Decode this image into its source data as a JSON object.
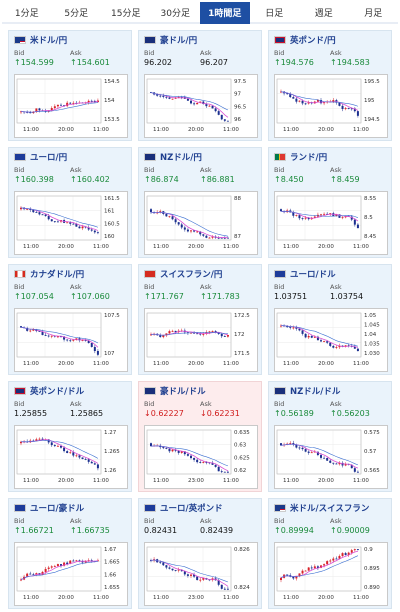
{
  "tabs": [
    {
      "label": "1分足",
      "active": false
    },
    {
      "label": "5分足",
      "active": false
    },
    {
      "label": "15分足",
      "active": false
    },
    {
      "label": "30分足",
      "active": false
    },
    {
      "label": "1時間足",
      "active": true
    },
    {
      "label": "日足",
      "active": false
    },
    {
      "label": "週足",
      "active": false
    },
    {
      "label": "月足",
      "active": false
    }
  ],
  "labels": {
    "bid": "Bid",
    "ask": "Ask"
  },
  "colors": {
    "up": "#1a8a3a",
    "down": "#d01b1b",
    "tab_active": "#1e4fa3",
    "ma_line": "#d94fd4",
    "ma_line2": "#3b6fd1",
    "candle_up": "#d8222a",
    "candle_down": "#1b2f8f"
  },
  "cards": [
    {
      "pair": "米ドル/円",
      "flag": "us",
      "dir": "up",
      "bid": "154.599",
      "ask": "154.601",
      "ticks": [
        "154.5",
        "154",
        "153.5"
      ],
      "xlabels": [
        "11:00",
        "20:00",
        "11:00"
      ],
      "trend": "up",
      "seed": 1
    },
    {
      "pair": "豪ドル/円",
      "flag": "au",
      "dir": "none",
      "bid": "96.202",
      "ask": "96.207",
      "ticks": [
        "97.5",
        "97",
        "96.5",
        "96"
      ],
      "xlabels": [
        "11:00",
        "20:00",
        "11:00"
      ],
      "trend": "down",
      "seed": 2
    },
    {
      "pair": "英ポンド/円",
      "flag": "uk",
      "dir": "up",
      "bid": "194.576",
      "ask": "194.583",
      "ticks": [
        "195.5",
        "195",
        "194.5"
      ],
      "xlabels": [
        "11:00",
        "20:00",
        "11:00"
      ],
      "trend": "down",
      "seed": 3
    },
    {
      "pair": "ユーロ/円",
      "flag": "eu",
      "dir": "up",
      "bid": "160.398",
      "ask": "160.402",
      "ticks": [
        "161.5",
        "161",
        "160.5",
        "160"
      ],
      "xlabels": [
        "11:00",
        "20:00",
        "11:00"
      ],
      "trend": "down",
      "seed": 4
    },
    {
      "pair": "NZドル/円",
      "flag": "nz",
      "dir": "up",
      "bid": "86.874",
      "ask": "86.881",
      "ticks": [
        "88",
        "87"
      ],
      "xlabels": [
        "11:00",
        "20:00",
        "11:00"
      ],
      "trend": "down",
      "seed": 5
    },
    {
      "pair": "ランド/円",
      "flag": "za",
      "dir": "up",
      "bid": "8.450",
      "ask": "8.459",
      "ticks": [
        "8.55",
        "8.5",
        "8.45"
      ],
      "xlabels": [
        "11:00",
        "20:00",
        "11:00"
      ],
      "trend": "down",
      "seed": 6
    },
    {
      "pair": "カナダドル/円",
      "flag": "ca",
      "dir": "up",
      "bid": "107.054",
      "ask": "107.060",
      "ticks": [
        "107.5",
        "107"
      ],
      "xlabels": [
        "11:00",
        "20:00",
        "11:00"
      ],
      "trend": "down",
      "seed": 7
    },
    {
      "pair": "スイスフラン/円",
      "flag": "ch",
      "dir": "up",
      "bid": "171.767",
      "ask": "171.783",
      "ticks": [
        "172.5",
        "172",
        "171.5"
      ],
      "xlabels": [
        "11:00",
        "20:00",
        "11:00"
      ],
      "trend": "flat",
      "seed": 8
    },
    {
      "pair": "ユーロ/ドル",
      "flag": "eu",
      "dir": "none",
      "bid": "1.03751",
      "ask": "1.03754",
      "ticks": [
        "1.05",
        "1.045",
        "1.04",
        "1.035",
        "1.030"
      ],
      "xlabels": [
        "11:00",
        "20:00",
        "11:00"
      ],
      "trend": "down",
      "seed": 9
    },
    {
      "pair": "英ポンド/ドル",
      "flag": "uk",
      "dir": "none",
      "bid": "1.25855",
      "ask": "1.25865",
      "ticks": [
        "1.27",
        "1.265",
        "1.26"
      ],
      "xlabels": [
        "11:00",
        "20:00",
        "11:00"
      ],
      "trend": "down",
      "seed": 10
    },
    {
      "pair": "豪ドル/ドル",
      "flag": "au",
      "dir": "down",
      "bid": "0.62227",
      "ask": "0.62231",
      "ticks": [
        "0.635",
        "0.63",
        "0.625",
        "0.62"
      ],
      "xlabels": [
        "11:00",
        "23:00",
        "11:00"
      ],
      "trend": "down",
      "seed": 11,
      "negative": true
    },
    {
      "pair": "NZドル/ドル",
      "flag": "nz",
      "dir": "up",
      "bid": "0.56189",
      "ask": "0.56203",
      "ticks": [
        "0.575",
        "0.57",
        "0.565"
      ],
      "xlabels": [
        "11:00",
        "20:00",
        "11:00"
      ],
      "trend": "down",
      "seed": 12
    },
    {
      "pair": "ユーロ/豪ドル",
      "flag": "eu",
      "dir": "up",
      "bid": "1.66721",
      "ask": "1.66735",
      "ticks": [
        "1.67",
        "1.665",
        "1.66",
        "1.655"
      ],
      "xlabels": [
        "11:00",
        "20:00",
        "11:00"
      ],
      "trend": "up",
      "seed": 13
    },
    {
      "pair": "ユーロ/英ポンド",
      "flag": "eu",
      "dir": "none",
      "bid": "0.82431",
      "ask": "0.82439",
      "ticks": [
        "0.826",
        "0.824"
      ],
      "xlabels": [
        "11:00",
        "23:00",
        "11:00"
      ],
      "trend": "down",
      "seed": 14
    },
    {
      "pair": "米ドル/スイスフラン",
      "flag": "us",
      "dir": "up",
      "bid": "0.89994",
      "ask": "0.90009",
      "ticks": [
        "0.9",
        "0.895",
        "0.890"
      ],
      "xlabels": [
        "11:00",
        "20:00",
        "11:00"
      ],
      "trend": "up",
      "seed": 15
    }
  ]
}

**Your goal:**
Repeat the material above in full and unchanged, minus its images.

**Answer to this task:**
Decode this image into its source data as a JSON object.
{
  "tabs": [
    {
      "label": "1分足",
      "active": false
    },
    {
      "label": "5分足",
      "active": false
    },
    {
      "label": "15分足",
      "active": false
    },
    {
      "label": "30分足",
      "active": false
    },
    {
      "label": "1時間足",
      "active": true
    },
    {
      "label": "日足",
      "active": false
    },
    {
      "label": "週足",
      "active": false
    },
    {
      "label": "月足",
      "active": false
    }
  ],
  "labels": {
    "bid": "Bid",
    "ask": "Ask"
  },
  "colors": {
    "up": "#1a8a3a",
    "down": "#d01b1b",
    "tab_active": "#1e4fa3",
    "ma_line": "#d94fd4",
    "ma_line2": "#3b6fd1",
    "candle_up": "#d8222a",
    "candle_down": "#1b2f8f"
  },
  "cards": [
    {
      "pair": "米ドル/円",
      "flag": "us",
      "dir": "up",
      "bid": "154.599",
      "ask": "154.601",
      "ticks": [
        "154.5",
        "154",
        "153.5"
      ],
      "xlabels": [
        "11:00",
        "20:00",
        "11:00"
      ],
      "trend": "up",
      "seed": 1
    },
    {
      "pair": "豪ドル/円",
      "flag": "au",
      "dir": "none",
      "bid": "96.202",
      "ask": "96.207",
      "ticks": [
        "97.5",
        "97",
        "96.5",
        "96"
      ],
      "xlabels": [
        "11:00",
        "20:00",
        "11:00"
      ],
      "trend": "down",
      "seed": 2
    },
    {
      "pair": "英ポンド/円",
      "flag": "uk",
      "dir": "up",
      "bid": "194.576",
      "ask": "194.583",
      "ticks": [
        "195.5",
        "195",
        "194.5"
      ],
      "xlabels": [
        "11:00",
        "20:00",
        "11:00"
      ],
      "trend": "down",
      "seed": 3
    },
    {
      "pair": "ユーロ/円",
      "flag": "eu",
      "dir": "up",
      "bid": "160.398",
      "ask": "160.402",
      "ticks": [
        "161.5",
        "161",
        "160.5",
        "160"
      ],
      "xlabels": [
        "11:00",
        "20:00",
        "11:00"
      ],
      "trend": "down",
      "seed": 4
    },
    {
      "pair": "NZドル/円",
      "flag": "nz",
      "dir": "up",
      "bid": "86.874",
      "ask": "86.881",
      "ticks": [
        "88",
        "87"
      ],
      "xlabels": [
        "11:00",
        "20:00",
        "11:00"
      ],
      "trend": "down",
      "seed": 5
    },
    {
      "pair": "ランド/円",
      "flag": "za",
      "dir": "up",
      "bid": "8.450",
      "ask": "8.459",
      "ticks": [
        "8.55",
        "8.5",
        "8.45"
      ],
      "xlabels": [
        "11:00",
        "20:00",
        "11:00"
      ],
      "trend": "down",
      "seed": 6
    },
    {
      "pair": "カナダドル/円",
      "flag": "ca",
      "dir": "up",
      "bid": "107.054",
      "ask": "107.060",
      "ticks": [
        "107.5",
        "107"
      ],
      "xlabels": [
        "11:00",
        "20:00",
        "11:00"
      ],
      "trend": "down",
      "seed": 7
    },
    {
      "pair": "スイスフラン/円",
      "flag": "ch",
      "dir": "up",
      "bid": "171.767",
      "ask": "171.783",
      "ticks": [
        "172.5",
        "172",
        "171.5"
      ],
      "xlabels": [
        "11:00",
        "20:00",
        "11:00"
      ],
      "trend": "flat",
      "seed": 8
    },
    {
      "pair": "ユーロ/ドル",
      "flag": "eu",
      "dir": "none",
      "bid": "1.03751",
      "ask": "1.03754",
      "ticks": [
        "1.05",
        "1.045",
        "1.04",
        "1.035",
        "1.030"
      ],
      "xlabels": [
        "11:00",
        "20:00",
        "11:00"
      ],
      "trend": "down",
      "seed": 9
    },
    {
      "pair": "英ポンド/ドル",
      "flag": "uk",
      "dir": "none",
      "bid": "1.25855",
      "ask": "1.25865",
      "ticks": [
        "1.27",
        "1.265",
        "1.26"
      ],
      "xlabels": [
        "11:00",
        "20:00",
        "11:00"
      ],
      "trend": "down",
      "seed": 10
    },
    {
      "pair": "豪ドル/ドル",
      "flag": "au",
      "dir": "down",
      "bid": "0.62227",
      "ask": "0.62231",
      "ticks": [
        "0.635",
        "0.63",
        "0.625",
        "0.62"
      ],
      "xlabels": [
        "11:00",
        "23:00",
        "11:00"
      ],
      "trend": "down",
      "seed": 11,
      "negative": true
    },
    {
      "pair": "NZドル/ドル",
      "flag": "nz",
      "dir": "up",
      "bid": "0.56189",
      "ask": "0.56203",
      "ticks": [
        "0.575",
        "0.57",
        "0.565"
      ],
      "xlabels": [
        "11:00",
        "20:00",
        "11:00"
      ],
      "trend": "down",
      "seed": 12
    },
    {
      "pair": "ユーロ/豪ドル",
      "flag": "eu",
      "dir": "up",
      "bid": "1.66721",
      "ask": "1.66735",
      "ticks": [
        "1.67",
        "1.665",
        "1.66",
        "1.655"
      ],
      "xlabels": [
        "11:00",
        "20:00",
        "11:00"
      ],
      "trend": "up",
      "seed": 13
    },
    {
      "pair": "ユーロ/英ポンド",
      "flag": "eu",
      "dir": "none",
      "bid": "0.82431",
      "ask": "0.82439",
      "ticks": [
        "0.826",
        "0.824"
      ],
      "xlabels": [
        "11:00",
        "23:00",
        "11:00"
      ],
      "trend": "down",
      "seed": 14
    },
    {
      "pair": "米ドル/スイスフラン",
      "flag": "us",
      "dir": "up",
      "bid": "0.89994",
      "ask": "0.90009",
      "ticks": [
        "0.9",
        "0.895",
        "0.890"
      ],
      "xlabels": [
        "11:00",
        "20:00",
        "11:00"
      ],
      "trend": "up",
      "seed": 15
    }
  ]
}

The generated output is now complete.